— begin —
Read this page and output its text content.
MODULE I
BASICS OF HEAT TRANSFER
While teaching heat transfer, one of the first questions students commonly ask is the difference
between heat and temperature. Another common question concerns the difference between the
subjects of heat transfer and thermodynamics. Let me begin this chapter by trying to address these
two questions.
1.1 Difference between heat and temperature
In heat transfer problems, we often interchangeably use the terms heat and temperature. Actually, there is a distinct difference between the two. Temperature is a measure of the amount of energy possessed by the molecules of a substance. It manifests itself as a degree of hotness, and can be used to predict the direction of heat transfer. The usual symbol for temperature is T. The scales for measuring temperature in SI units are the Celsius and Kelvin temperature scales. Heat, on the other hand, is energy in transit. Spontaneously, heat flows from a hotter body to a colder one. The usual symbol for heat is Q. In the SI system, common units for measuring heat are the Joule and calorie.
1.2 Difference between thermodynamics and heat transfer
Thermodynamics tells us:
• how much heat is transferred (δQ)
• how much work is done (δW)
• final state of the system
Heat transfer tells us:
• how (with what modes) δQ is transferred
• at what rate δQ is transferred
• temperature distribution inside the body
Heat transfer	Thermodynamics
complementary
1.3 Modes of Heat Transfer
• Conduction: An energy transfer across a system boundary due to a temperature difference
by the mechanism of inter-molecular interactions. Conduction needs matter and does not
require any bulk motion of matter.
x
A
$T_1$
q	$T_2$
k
— end —
The exercise - Transcribe every entry exactly, omitting nothing.

Solution to the exercise -
Read this page and output its text content.
MODULE I
BASICS OF HEAT TRANSFER
While teaching heat transfer, one of the first questions students commonly ask is the difference
between heat and temperature. Another common question concerns the difference between the
subjects of heat transfer and thermodynamics. Let me begin this chapter by trying to address these
two questions.
1.1 Difference between heat and temperature
In heat transfer problems, we often interchangeably use the terms heat and temperature. Actually, there is a distinct difference between the two. Temperature is a measure of the amount of energy possessed by the molecules of a substance. It manifests itself as a degree of hotness, and can be used to predict the direction of heat transfer. The usual symbol for temperature is T. The scales for measuring temperature in SI units are the Celsius and Kelvin temperature scales. Heat, on the other hand, is energy in transit. Spontaneously, heat flows from a hotter body to a colder one. The usual symbol for heat is Q. In the SI system, common units for measuring heat are the Joule and calorie.
1.2 Difference between thermodynamics and heat transfer
Thermodynamics tells us:
• how much heat is transferred (δQ)
• how much work is done (δW)
• final state of the system
Heat transfer tells us:
• how (with what modes) δQ is transferred
• at what rate δQ is transferred
• temperature distribution inside the body
Heat transfer	Thermodynamics
complementary
1.3 Modes of Heat Transfer
• Conduction: An energy transfer across a system boundary due to a temperature difference
by the mechanism of inter-molecular interactions. Conduction needs matter and does not
require any bulk motion of matter.
x
A
$T_1$
q	$T_2$
k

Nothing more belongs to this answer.